[begin INPUT DATA]

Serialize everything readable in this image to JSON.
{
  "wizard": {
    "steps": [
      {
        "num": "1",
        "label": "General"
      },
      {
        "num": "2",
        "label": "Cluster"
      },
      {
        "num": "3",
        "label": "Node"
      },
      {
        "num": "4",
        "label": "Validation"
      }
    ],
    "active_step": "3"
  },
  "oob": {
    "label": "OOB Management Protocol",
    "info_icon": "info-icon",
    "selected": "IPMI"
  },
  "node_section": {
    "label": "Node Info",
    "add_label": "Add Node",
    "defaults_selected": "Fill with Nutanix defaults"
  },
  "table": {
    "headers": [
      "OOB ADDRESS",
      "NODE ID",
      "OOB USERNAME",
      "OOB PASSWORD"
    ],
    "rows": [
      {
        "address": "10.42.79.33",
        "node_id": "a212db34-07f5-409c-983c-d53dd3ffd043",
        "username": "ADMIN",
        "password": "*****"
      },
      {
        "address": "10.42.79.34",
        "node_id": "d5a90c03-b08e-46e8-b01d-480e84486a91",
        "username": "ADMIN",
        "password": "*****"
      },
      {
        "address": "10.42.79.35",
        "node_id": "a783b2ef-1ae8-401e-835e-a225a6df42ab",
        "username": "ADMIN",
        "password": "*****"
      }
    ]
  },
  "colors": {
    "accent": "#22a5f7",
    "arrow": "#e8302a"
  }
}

[end INPUT DATA]

- WHAT THE EXERCISE ASKS
Output the whole listing above again, word for word.

- OUTPUT OF THE EXERCISE
Serialize everything readable in this image to JSON.
{
  "wizard": {
    "steps": [
      {
        "num": "1",
        "label": "General"
      },
      {
        "num": "2",
        "label": "Cluster"
      },
      {
        "num": "3",
        "label": "Node"
      },
      {
        "num": "4",
        "label": "Validation"
      }
    ],
    "active_step": "3"
  },
  "oob": {
    "label": "OOB Management Protocol",
    "info_icon": "info-icon",
    "selected": "IPMI"
  },
  "node_section": {
    "label": "Node Info",
    "add_label": "Add Node",
    "defaults_selected": "Fill with Nutanix defaults"
  },
  "table": {
    "headers": [
      "OOB ADDRESS",
      "NODE ID",
      "OOB USERNAME",
      "OOB PASSWORD"
    ],
    "rows": [
      {
        "address": "10.42.79.33",
        "node_id": "a212db34-07f5-409c-983c-d53dd3ffd043",
        "username": "ADMIN",
        "password": "*****"
      },
      {
        "address": "10.42.79.34",
        "node_id": "d5a90c03-b08e-46e8-b01d-480e84486a91",
        "username": "ADMIN",
        "password": "*****"
      },
      {
        "address": "10.42.79.35",
        "node_id": "a783b2ef-1ae8-401e-835e-a225a6df42ab",
        "username": "ADMIN",
        "password": "*****"
      }
    ]
  },
  "colors": {
    "accent": "#22a5f7",
    "arrow": "#e8302a"
  }
}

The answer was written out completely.